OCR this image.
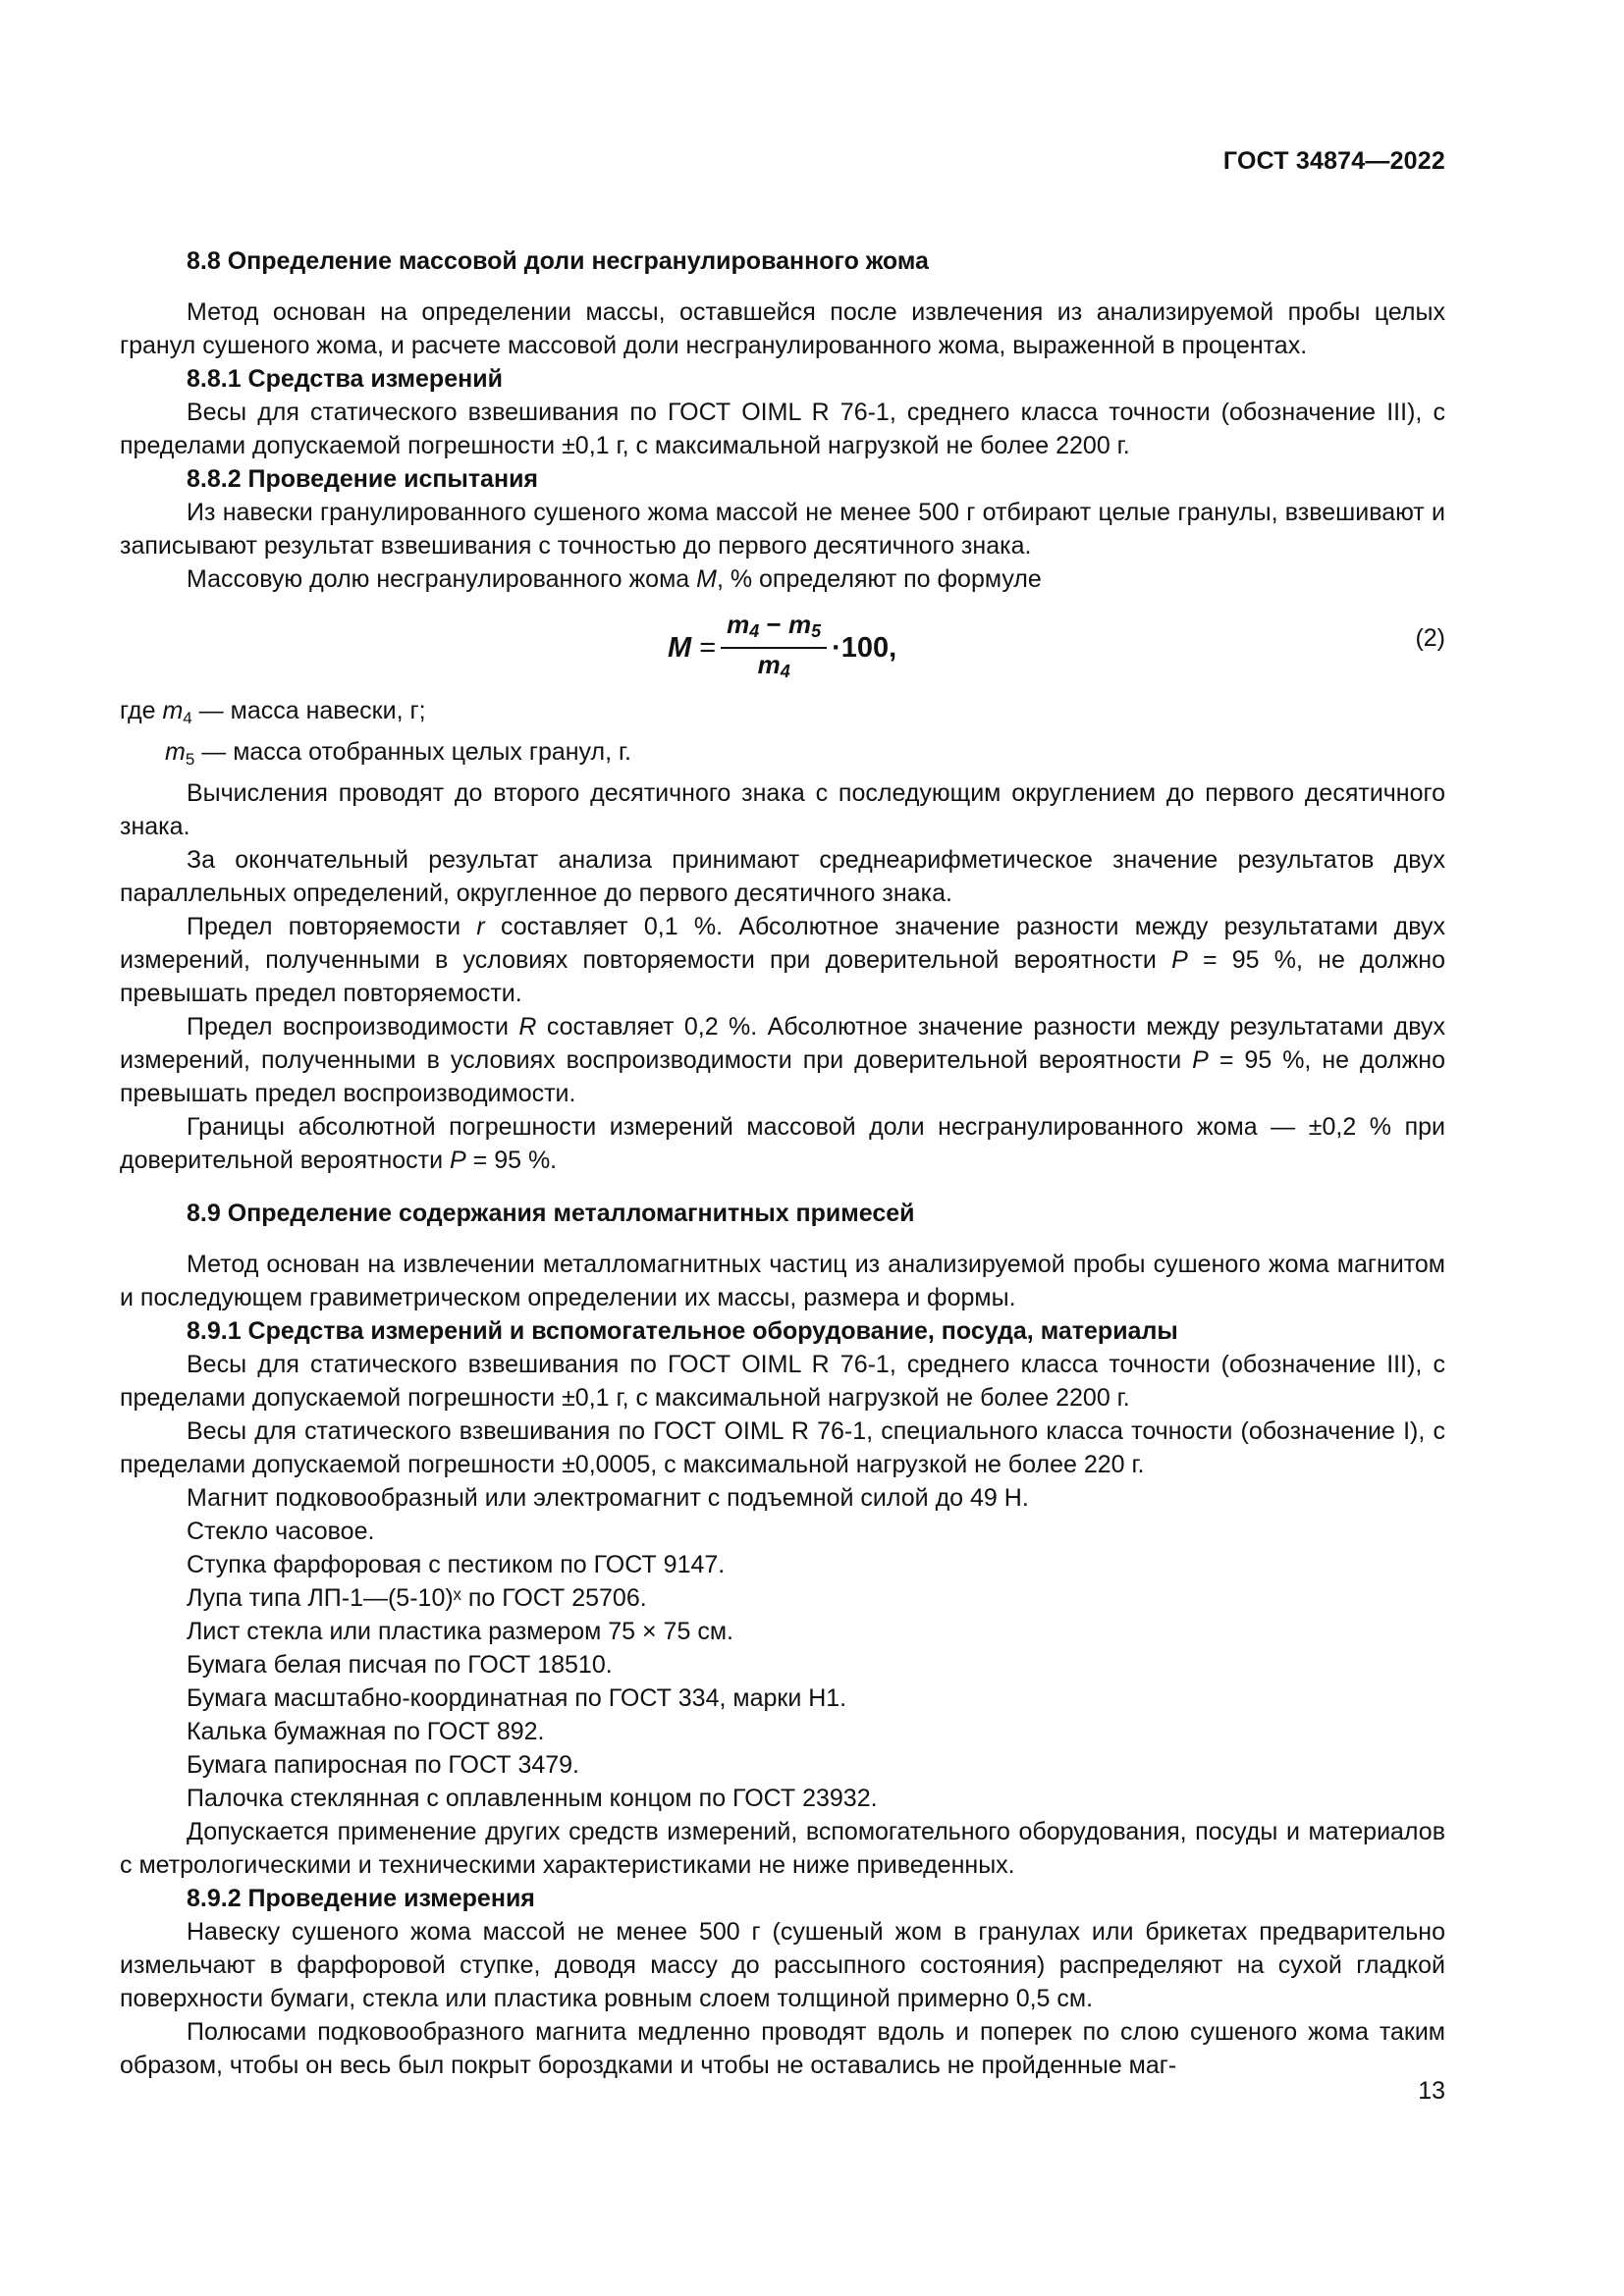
ГОСТ 34874—2022

8.8 Определение массовой доли несгранулированного жома

Метод основан на определении массы, оставшейся после извлечения из анализируемой пробы целых гранул сушеного жома, и расчете массовой доли несгранулированного жома, выраженной в процентах.

8.8.1 Средства измерений

Весы для статического взвешивания по ГОСТ OIML R 76-1, среднего класса точности (обозначение III), с пределами допускаемой погрешности ±0,1 г, с максимальной нагрузкой не более 2200 г.

8.8.2 Проведение испытания

Из навески гранулированного сушеного жома массой не менее 500 г отбирают целые гранулы, взвешивают и записывают результат взвешивания с точностью до первого десятичного знака.

Массовую долю несгранулированного жома M, % определяют по формуле

M
= $\frac{m4 - m5}{m4} \cdot 100$,	(2)

где $m_4$ — масса навески, г;

$m_5$ — масса отобранных целых гранул, г.

Вычисления проводят до второго десятичного знака с последующим округлением до первого десятичного знака.

За окончательный результат анализа принимают среднеарифметическое значение результатов двух параллельных определений, округленное до первого десятичного знака.

Предел повторяемости r составляет 0,1 %. Абсолютное значение разности между результатами двух измерений, полученными в условиях повторяемости при доверительной вероятности P = 95 %, не должно превышать предел повторяемости.

Предел воспроизводимости R составляет 0,2 %. Абсолютное значение разности между результатами двух измерений, полученными в условиях воспроизводимости при доверительной вероятности P = 95 %, не должно превышать предел воспроизводимости.

Границы абсолютной погрешности измерений массовой доли несгранулированного жома — ±0,2 % при доверительной вероятности P = 95 %.

8.9 Определение содержания металломагнитных примесей

Метод основан на извлечении металломагнитных частиц из анализируемой пробы сушеного жома магнитом и последующем гравиметрическом определении их массы, размера и формы.

8.9.1 Средства измерений и вспомогательное оборудование, посуда, материалы

Весы для статического взвешивания по ГОСТ OIML R 76-1, среднего класса точности (обозначение III), с пределами допускаемой погрешности ±0,1 г, с максимальной нагрузкой не более 2200 г.

Весы для статического взвешивания по ГОСТ OIML R 76-1, специального класса точности (обозначение I), с пределами допускаемой погрешности ±0,0005, с максимальной нагрузкой не более 220 г.

Магнит подковообразный или электромагнит с подъемной силой до 49 Н.

Стекло часовое.

Ступка фарфоровая с пестиком по ГОСТ 9147.

Лупа типа ЛП-1—(5-10)ˣ по ГОСТ 25706.

Лист стекла или пластика размером 75 × 75 см.

Бумага белая писчая по ГОСТ 18510.

Бумага масштабно-координатная по ГОСТ 334, марки Н1.

Калька бумажная по ГОСТ 892.

Бумага папиросная по ГОСТ 3479.

Палочка стеклянная с оплавленным концом по ГОСТ 23932.

Допускается применение других средств измерений, вспомогательного оборудования, посуды и материалов с метрологическими и техническими характеристиками не ниже приведенных.

8.9.2 Проведение измерения

Навеску сушеного жома массой не менее 500 г (сушеный жом в гранулах или брикетах предварительно измельчают в фарфоровой ступке, доводя массу до рассыпного состояния) распределяют на сухой гладкой поверхности бумаги, стекла или пластика ровным слоем толщиной примерно 0,5 см.

Полюсами подковообразного магнита медленно проводят вдоль и поперек по слою сушеного жома таким образом, чтобы он весь был покрыт бороздками и чтобы не оставались не пройденные маг-

13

** Task description **
Ignore the images and quote every line of the listing exactly.

** Task result **
OCR this image.
ГОСТ 34874—2022

8.8 Определение массовой доли несгранулированного жома

Метод основан на определении массы, оставшейся после извлечения из анализируемой пробы целых гранул сушеного жома, и расчете массовой доли несгранулированного жома, выраженной в процентах.

8.8.1 Средства измерений

Весы для статического взвешивания по ГОСТ OIML R 76-1, среднего класса точности (обозначение III), с пределами допускаемой погрешности ±0,1 г, с максимальной нагрузкой не более 2200 г.

8.8.2 Проведение испытания

Из навески гранулированного сушеного жома массой не менее 500 г отбирают целые гранулы, взвешивают и записывают результат взвешивания с точностью до первого десятичного знака.

Массовую долю несгранулированного жома M, % определяют по формуле

M
= $\frac{m4 - m5}{m4} \cdot 100$,	(2)

где $m_4$ — масса навески, г;

$m_5$ — масса отобранных целых гранул, г.

Вычисления проводят до второго десятичного знака с последующим округлением до первого десятичного знака.

За окончательный результат анализа принимают среднеарифметическое значение результатов двух параллельных определений, округленное до первого десятичного знака.

Предел повторяемости r составляет 0,1 %. Абсолютное значение разности между результатами двух измерений, полученными в условиях повторяемости при доверительной вероятности P = 95 %, не должно превышать предел повторяемости.

Предел воспроизводимости R составляет 0,2 %. Абсолютное значение разности между результатами двух измерений, полученными в условиях воспроизводимости при доверительной вероятности P = 95 %, не должно превышать предел воспроизводимости.

Границы абсолютной погрешности измерений массовой доли несгранулированного жома — ±0,2 % при доверительной вероятности P = 95 %.

8.9 Определение содержания металломагнитных примесей

Метод основан на извлечении металломагнитных частиц из анализируемой пробы сушеного жома магнитом и последующем гравиметрическом определении их массы, размера и формы.

8.9.1 Средства измерений и вспомогательное оборудование, посуда, материалы

Весы для статического взвешивания по ГОСТ OIML R 76-1, среднего класса точности (обозначение III), с пределами допускаемой погрешности ±0,1 г, с максимальной нагрузкой не более 2200 г.

Весы для статического взвешивания по ГОСТ OIML R 76-1, специального класса точности (обозначение I), с пределами допускаемой погрешности ±0,0005, с максимальной нагрузкой не более 220 г.

Магнит подковообразный или электромагнит с подъемной силой до 49 Н.

Стекло часовое.

Ступка фарфоровая с пестиком по ГОСТ 9147.

Лупа типа ЛП-1—(5-10)ˣ по ГОСТ 25706.

Лист стекла или пластика размером 75 × 75 см.

Бумага белая писчая по ГОСТ 18510.

Бумага масштабно-координатная по ГОСТ 334, марки Н1.

Калька бумажная по ГОСТ 892.

Бумага папиросная по ГОСТ 3479.

Палочка стеклянная с оплавленным концом по ГОСТ 23932.

Допускается применение других средств измерений, вспомогательного оборудования, посуды и материалов с метрологическими и техническими характеристиками не ниже приведенных.

8.9.2 Проведение измерения

Навеску сушеного жома массой не менее 500 г (сушеный жом в гранулах или брикетах предварительно измельчают в фарфоровой ступке, доводя массу до рассыпного состояния) распределяют на сухой гладкой поверхности бумаги, стекла или пластика ровным слоем толщиной примерно 0,5 см.

Полюсами подковообразного магнита медленно проводят вдоль и поперек по слою сушеного жома таким образом, чтобы он весь был покрыт бороздками и чтобы не оставались не пройденные маг-

13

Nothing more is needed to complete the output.